Challenge: Write each record again exactly as it stands.

Records excerpted from a collection:
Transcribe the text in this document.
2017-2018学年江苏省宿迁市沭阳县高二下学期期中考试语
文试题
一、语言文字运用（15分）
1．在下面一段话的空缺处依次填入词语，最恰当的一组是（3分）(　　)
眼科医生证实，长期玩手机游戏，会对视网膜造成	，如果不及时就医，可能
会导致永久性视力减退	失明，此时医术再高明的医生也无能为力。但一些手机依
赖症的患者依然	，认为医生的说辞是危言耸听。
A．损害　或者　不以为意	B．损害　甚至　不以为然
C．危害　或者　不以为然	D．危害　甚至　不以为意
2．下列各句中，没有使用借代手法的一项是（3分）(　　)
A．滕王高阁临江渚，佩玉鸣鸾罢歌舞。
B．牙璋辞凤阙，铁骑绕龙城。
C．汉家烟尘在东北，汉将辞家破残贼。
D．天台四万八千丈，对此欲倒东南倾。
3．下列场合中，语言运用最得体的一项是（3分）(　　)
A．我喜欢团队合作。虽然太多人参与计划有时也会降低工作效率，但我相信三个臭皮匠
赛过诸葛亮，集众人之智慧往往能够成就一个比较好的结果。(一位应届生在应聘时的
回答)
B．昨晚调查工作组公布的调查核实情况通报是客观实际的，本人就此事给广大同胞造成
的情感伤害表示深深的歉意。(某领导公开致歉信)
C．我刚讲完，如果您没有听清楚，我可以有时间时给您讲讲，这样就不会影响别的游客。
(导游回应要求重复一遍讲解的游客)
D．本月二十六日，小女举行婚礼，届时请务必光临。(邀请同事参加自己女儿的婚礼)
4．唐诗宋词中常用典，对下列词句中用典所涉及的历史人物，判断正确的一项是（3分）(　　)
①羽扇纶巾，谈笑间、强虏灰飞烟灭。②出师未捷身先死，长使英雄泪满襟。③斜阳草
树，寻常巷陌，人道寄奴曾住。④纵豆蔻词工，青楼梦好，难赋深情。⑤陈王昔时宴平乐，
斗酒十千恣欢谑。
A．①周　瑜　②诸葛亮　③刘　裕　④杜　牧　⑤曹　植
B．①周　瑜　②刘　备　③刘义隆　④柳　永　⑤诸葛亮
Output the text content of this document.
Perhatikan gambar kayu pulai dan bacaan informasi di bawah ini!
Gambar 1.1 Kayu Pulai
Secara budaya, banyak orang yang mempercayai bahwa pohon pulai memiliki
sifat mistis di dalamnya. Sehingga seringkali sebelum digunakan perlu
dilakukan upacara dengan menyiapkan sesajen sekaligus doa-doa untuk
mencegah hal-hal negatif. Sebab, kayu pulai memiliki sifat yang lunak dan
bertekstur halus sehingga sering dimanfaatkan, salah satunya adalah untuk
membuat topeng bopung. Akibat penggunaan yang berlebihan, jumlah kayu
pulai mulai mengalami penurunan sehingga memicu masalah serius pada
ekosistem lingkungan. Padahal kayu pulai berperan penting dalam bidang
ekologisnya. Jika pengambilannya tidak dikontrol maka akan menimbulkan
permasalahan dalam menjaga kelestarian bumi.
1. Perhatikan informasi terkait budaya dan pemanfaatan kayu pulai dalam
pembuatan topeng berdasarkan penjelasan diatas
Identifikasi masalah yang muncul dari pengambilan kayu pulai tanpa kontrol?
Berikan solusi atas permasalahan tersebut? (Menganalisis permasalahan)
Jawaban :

Answer for the task:
Transcribe the text in this document.
2017-2018学年江苏省宿迁市沭阳县高二下学期期中考试语
文试题
一、语言文字运用（15分）
1．在下面一段话的空缺处依次填入词语，最恰当的一组是（3分）(　　)
眼科医生证实，长期玩手机游戏，会对视网膜造成	，如果不及时就医，可能
会导致永久性视力减退	失明，此时医术再高明的医生也无能为力。但一些手机依
赖症的患者依然	，认为医生的说辞是危言耸听。
A．损害　或者　不以为意	B．损害　甚至　不以为然
C．危害　或者　不以为然	D．危害　甚至　不以为意
2．下列各句中，没有使用借代手法的一项是（3分）(　　)
A．滕王高阁临江渚，佩玉鸣鸾罢歌舞。
B．牙璋辞凤阙，铁骑绕龙城。
C．汉家烟尘在东北，汉将辞家破残贼。
D．天台四万八千丈，对此欲倒东南倾。
3．下列场合中，语言运用最得体的一项是（3分）(　　)
A．我喜欢团队合作。虽然太多人参与计划有时也会降低工作效率，但我相信三个臭皮匠
赛过诸葛亮，集众人之智慧往往能够成就一个比较好的结果。(一位应届生在应聘时的
回答)
B．昨晚调查工作组公布的调查核实情况通报是客观实际的，本人就此事给广大同胞造成
的情感伤害表示深深的歉意。(某领导公开致歉信)
C．我刚讲完，如果您没有听清楚，我可以有时间时给您讲讲，这样就不会影响别的游客。
(导游回应要求重复一遍讲解的游客)
D．本月二十六日，小女举行婚礼，届时请务必光临。(邀请同事参加自己女儿的婚礼)
4．唐诗宋词中常用典，对下列词句中用典所涉及的历史人物，判断正确的一项是（3分）(　　)
①羽扇纶巾，谈笑间、强虏灰飞烟灭。②出师未捷身先死，长使英雄泪满襟。③斜阳草
树，寻常巷陌，人道寄奴曾住。④纵豆蔻词工，青楼梦好，难赋深情。⑤陈王昔时宴平乐，
斗酒十千恣欢谑。
A．①周　瑜　②诸葛亮　③刘　裕　④杜　牧　⑤曹　植
B．①周　瑜　②刘　备　③刘义隆　④柳　永　⑤诸葛亮
Output the text content of this document.
Perhatikan gambar kayu pulai dan bacaan informasi di bawah ini!
Gambar 1.1 Kayu Pulai
Secara budaya, banyak orang yang mempercayai bahwa pohon pulai memiliki
sifat mistis di dalamnya. Sehingga seringkali sebelum digunakan perlu
dilakukan upacara dengan menyiapkan sesajen sekaligus doa-doa untuk
mencegah hal-hal negatif. Sebab, kayu pulai memiliki sifat yang lunak dan
bertekstur halus sehingga sering dimanfaatkan, salah satunya adalah untuk
membuat topeng bopung. Akibat penggunaan yang berlebihan, jumlah kayu
pulai mulai mengalami penurunan sehingga memicu masalah serius pada
ekosistem lingkungan. Padahal kayu pulai berperan penting dalam bidang
ekologisnya. Jika pengambilannya tidak dikontrol maka akan menimbulkan
permasalahan dalam menjaga kelestarian bumi.
1. Perhatikan informasi terkait budaya dan pemanfaatan kayu pulai dalam
pembuatan topeng berdasarkan penjelasan diatas
Identifikasi masalah yang muncul dari pengambilan kayu pulai tanpa kontrol?
Berikan solusi atas permasalahan tersebut? (Menganalisis permasalahan)
Jawaban :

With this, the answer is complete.